» WHAT TO PRODUCE:
Could you extract every entry below and reproduce it exactly?

» DATA ROWS:
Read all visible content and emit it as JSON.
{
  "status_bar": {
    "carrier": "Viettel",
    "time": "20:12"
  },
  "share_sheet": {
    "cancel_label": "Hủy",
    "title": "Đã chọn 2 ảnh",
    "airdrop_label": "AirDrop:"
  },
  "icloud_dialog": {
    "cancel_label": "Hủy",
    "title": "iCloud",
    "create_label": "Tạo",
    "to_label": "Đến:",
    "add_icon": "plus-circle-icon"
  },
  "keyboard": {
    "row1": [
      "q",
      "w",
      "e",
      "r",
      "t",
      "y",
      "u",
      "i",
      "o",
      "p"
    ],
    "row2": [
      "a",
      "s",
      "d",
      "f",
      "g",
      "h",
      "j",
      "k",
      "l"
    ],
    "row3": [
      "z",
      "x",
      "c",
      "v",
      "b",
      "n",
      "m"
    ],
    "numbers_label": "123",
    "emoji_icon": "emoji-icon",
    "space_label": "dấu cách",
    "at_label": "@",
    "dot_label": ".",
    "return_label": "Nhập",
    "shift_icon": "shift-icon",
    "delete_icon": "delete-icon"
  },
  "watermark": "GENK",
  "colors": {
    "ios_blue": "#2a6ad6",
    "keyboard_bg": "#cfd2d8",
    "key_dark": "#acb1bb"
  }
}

» THE RESPONSE:
Read all visible content and emit it as JSON.
{
  "status_bar": {
    "carrier": "Viettel",
    "time": "20:12"
  },
  "share_sheet": {
    "cancel_label": "Hủy",
    "title": "Đã chọn 2 ảnh",
    "airdrop_label": "AirDrop:"
  },
  "icloud_dialog": {
    "cancel_label": "Hủy",
    "title": "iCloud",
    "create_label": "Tạo",
    "to_label": "Đến:",
    "add_icon": "plus-circle-icon"
  },
  "keyboard": {
    "row1": [
      "q",
      "w",
      "e",
      "r",
      "t",
      "y",
      "u",
      "i",
      "o",
      "p"
    ],
    "row2": [
      "a",
      "s",
      "d",
      "f",
      "g",
      "h",
      "j",
      "k",
      "l"
    ],
    "row3": [
      "z",
      "x",
      "c",
      "v",
      "b",
      "n",
      "m"
    ],
    "numbers_label": "123",
    "emoji_icon": "emoji-icon",
    "space_label": "dấu cách",
    "at_label": "@",
    "dot_label": ".",
    "return_label": "Nhập",
    "shift_icon": "shift-icon",
    "delete_icon": "delete-icon"
  },
  "watermark": "GENK",
  "colors": {
    "ios_blue": "#2a6ad6",
    "keyboard_bg": "#cfd2d8",
    "key_dark": "#acb1bb"
  }
}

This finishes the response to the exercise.